Given task: Reproduce each line bearing the word "text".

Dataset content:
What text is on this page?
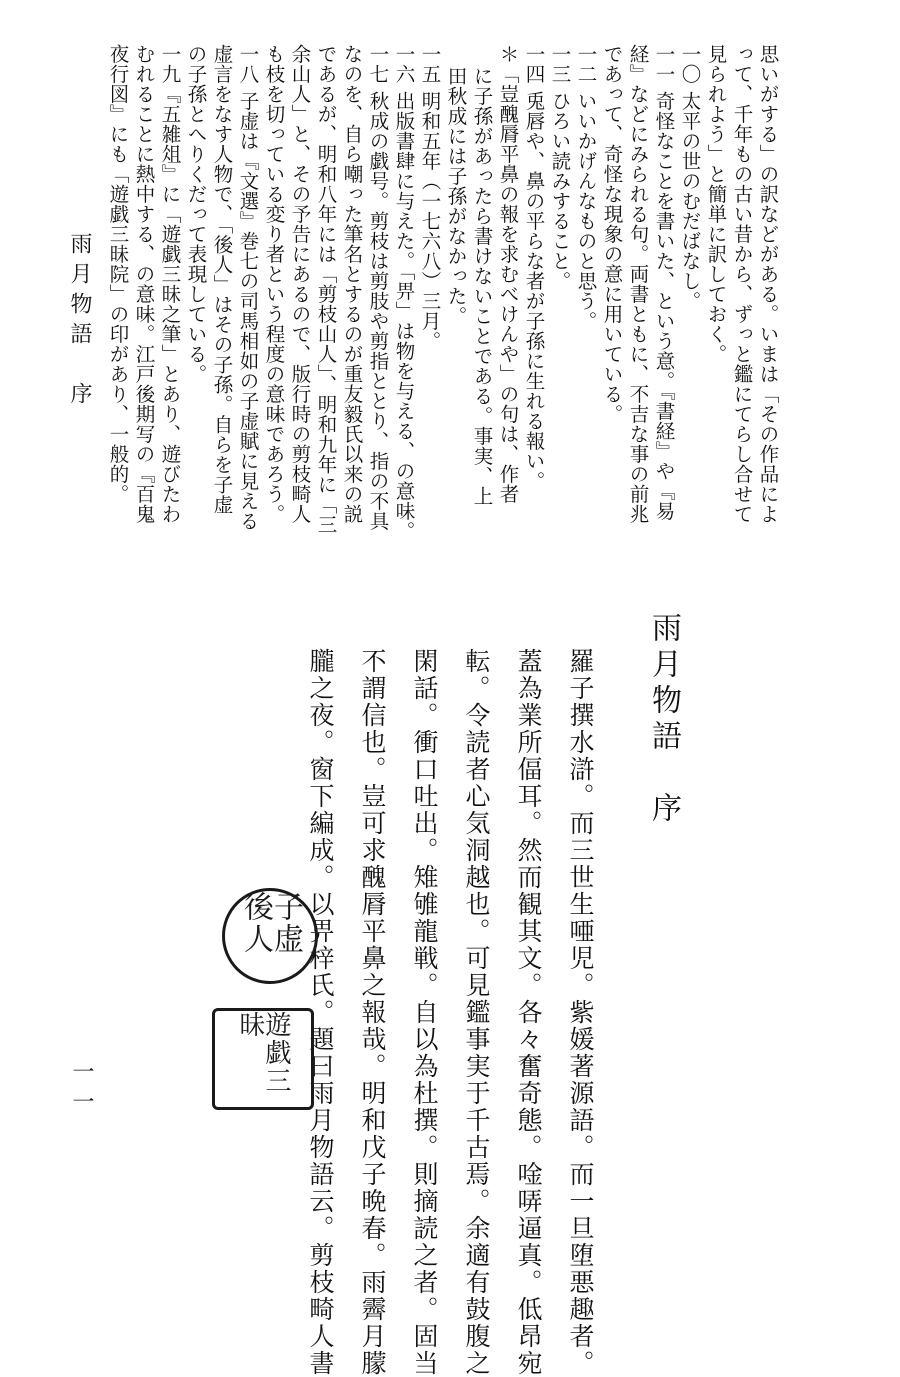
思いがする」の訳などがある。いまは「その作品によ
って、千年もの古い昔から、ずっと鑑にてらし合せて
見られよう」と簡単に訳しておく。
一〇 太平の世のむだばなし。
一一 奇怪なことを書いた、という意。『書経』や『易
経』などにみられる句。両書ともに、不吉な事の前兆
であって、奇怪な現象の意に用いている。
一二 いいかげんなものと思う。
一三 ひろい読みすること。
一四 兎唇や、鼻の平らな者が子孫に生れる報い。
＊「豈醜脣平鼻の報を求むべけんや」の句は、作者
に子孫があったら書けないことである。事実、上
田秋成には子孫がなかった。
一五 明和五年（一七六八）三月。
一六 出版書肆に与えた。「畀」は物を与える、の意味。
一七 秋成の戯号。剪枝は剪肢や剪指ととり、指の不具
なのを、自ら嘲った筆名とするのが重友毅氏以来の説
であるが、明和八年には「剪枝山人」、明和九年に「三
余山人」と、その予告にあるので、版行時の剪枝畸人
も枝を切っている変り者という程度の意味であろう。
一八 子虚は『文選』巻七の司馬相如の子虚賦に見える
虚言をなす人物で、「後人」はその子孫。自らを子虚
の子孫とへりくだって表現している。
一九『五雑俎』に「遊戯三昧之筆」とあり、遊びたわ
むれることに熱中する、の意味。江戸後期写の『百鬼
夜行図』にも「遊戯三昧院」の印があり、一般的。
雨月物語　序
雨月物語　序
羅子撰水滸。而三世生唖児。紫媛著源語。而一旦堕悪趣者。
蓋為業所偪耳。然而観其文。各々奮奇態。唫哢逼真。低昂宛
転。令読者心気洞越也。可見鑑事実于千古焉。余適有鼓腹之
閑話。衝口吐出。雉雊龍戦。自以為杜撰。則摘読之者。固当
不謂信也。豈可求醜脣平鼻之報哉。明和戊子晩春。雨霽月朦
朧之夜。窗下編成。以畀梓氏。題曰雨月物語云。剪枝畸人書
子虚後人
遊戯三昧
一一
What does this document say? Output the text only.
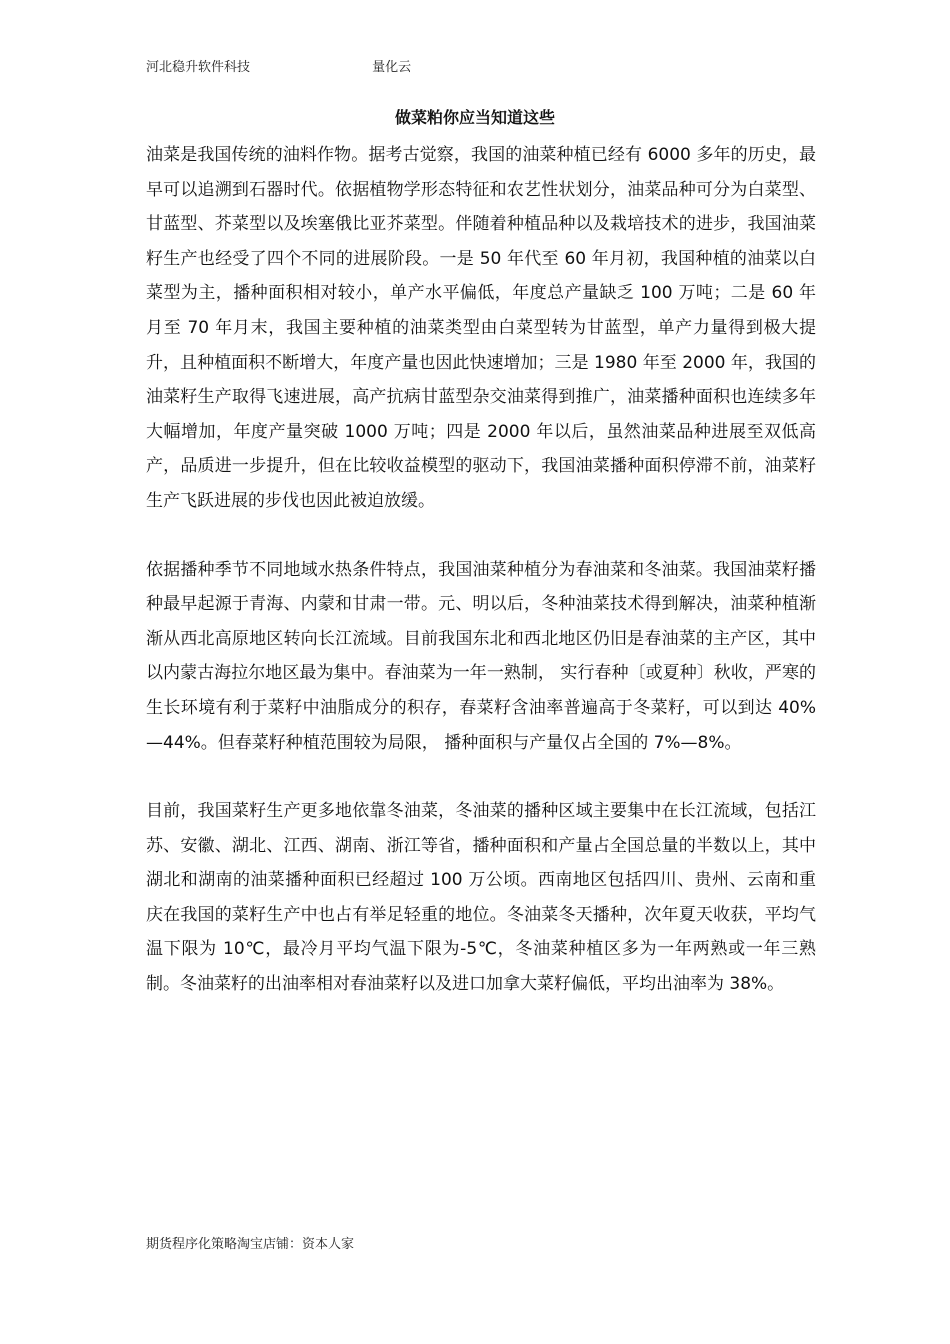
河北稳升软件科技	量化云
做菜粕你应当知道这些

油菜是我国传统的油料作物。据考古觉察，我国的油菜种植已经有 6000 多年的历史，最早可以追溯到石器时代。依据植物学形态特征和农艺性状划分，油菜品种可分为白菜型、甘蓝型、芥菜型以及埃塞俄比亚芥菜型。伴随着种植品种以及栽培技术的进步，我国油菜籽生产也经受了四个不同的进展阶段。一是 50 年代至 60 年月初，我国种植的油菜以白菜型为主，播种面积相对较小，单产水平偏低，年度总产量缺乏 100 万吨；二是 60 年月至 70 年月末，我国主要种植的油菜类型由白菜型转为甘蓝型，单产力量得到极大提升，且种植面积不断增大，年度产量也因此快速增加；三是 1980 年至 2000 年，我国的油菜籽生产取得飞速进展，高产抗病甘蓝型杂交油菜得到推广，油菜播种面积也连续多年大幅增加，年度产量突破 1000 万吨；四是 2000 年以后，虽然油菜品种进展至双低高产，品质进一步提升，但在比较收益模型的驱动下，我国油菜播种面积停滞不前，油菜籽生产飞跃进展的步伐也因此被迫放缓。

依据播种季节不同地域水热条件特点，我国油菜种植分为春油菜和冬油菜。我国油菜籽播种最早起源于青海、内蒙和甘肃一带。元、明以后，冬种油菜技术得到解决，油菜种植渐渐从西北高原地区转向长江流域。目前我国东北和西北地区仍旧是春油菜的主产区，其中以内蒙古海拉尔地区最为集中。春油菜为一年一熟制， 实行春种〔或夏种〕秋收，严寒的生长环境有利于菜籽中油脂成分的积存，春菜籽含油率普遍高于冬菜籽，可以到达 40%—44%。但春菜籽种植范围较为局限， 播种面积与产量仅占全国的 7%—8%。

目前，我国菜籽生产更多地依靠冬油菜，冬油菜的播种区域主要集中在长江流域，包括江苏、安徽、湖北、江西、湖南、浙江等省，播种面积和产量占全国总量的半数以上，其中湖北和湖南的油菜播种面积已经超过 100 万公顷。西南地区包括四川、贵州、云南和重庆在我国的菜籽生产中也占有举足轻重的地位。冬油菜冬天播种，次年夏天收获，平均气温下限为 10℃，最冷月平均气温下限为-5℃，冬油菜种植区多为一年两熟或一年三熟制。冬油菜籽的出油率相对春油菜籽以及进口加拿大菜籽偏低，平均出油率为 38%。

期货程序化策略淘宝店铺：资本人家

Correct answer:
What text is on this page?
What does this document say? Output the text only.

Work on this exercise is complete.